## PROBLEM:
Work out how many lines in the entries contain the string "согласных", and give nothing but that number.

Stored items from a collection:
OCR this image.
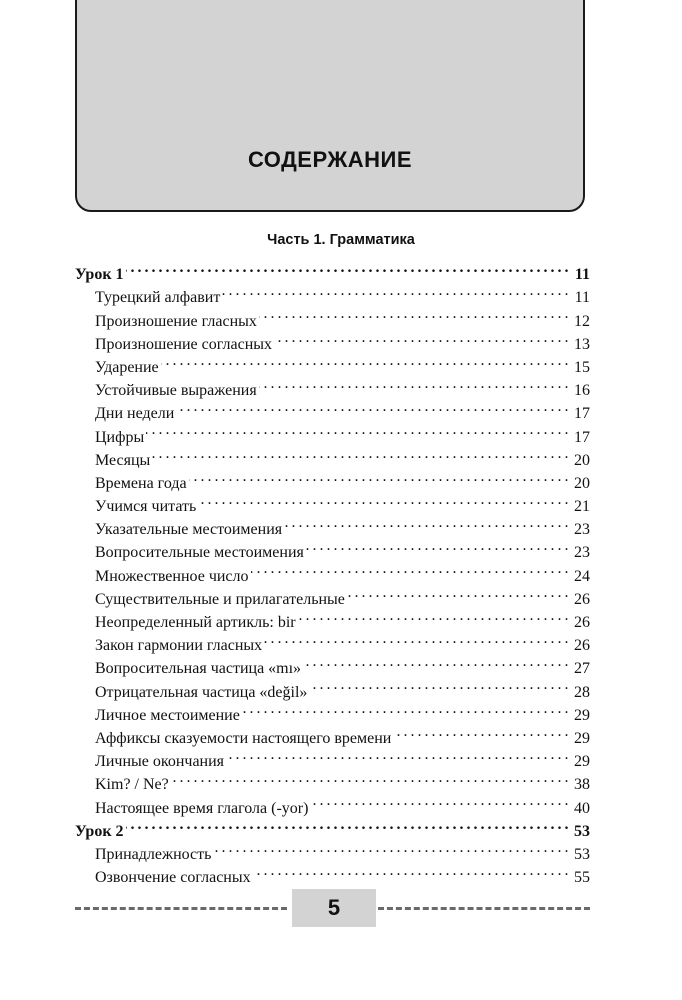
СОДЕРЖАНИЕ
Часть 1. Грамматика
Урок 1 . . .	11
Турецкий алфавит . . .	11
Произношение гласных . . .	12
Произношение согласных . . .	13
Ударение . . .	15
Устойчивые выражения . . .	16
Дни недели . . .	17
Цифры . . .	17
Месяцы . . .	20
Времена года . . .	20
Учимся читать . . .	21
Указательные местоимения . . .	23
Вопросительные местоимения . . .	23
Множественное число . . .	24
Существительные и прилагательные . . .	26
Неопределенный артикль: bir . . .	26
Закон гармонии гласных . . .	26
Вопросительная частица «mı» . . .	27
Отрицательная частица «değil» . . .	28
Личное местоимение . . .	29
Аффиксы сказуемости настоящего времени . . .	29
Личные окончания . . .	29
Kim? / Ne? . . .	38
Настоящее время глагола (-yor) . . .	40
Урок 2 . . .	53
Принадлежность . . .	53
Озвончение согласных . . .	55
5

## COMPLETE OUTPUT:
2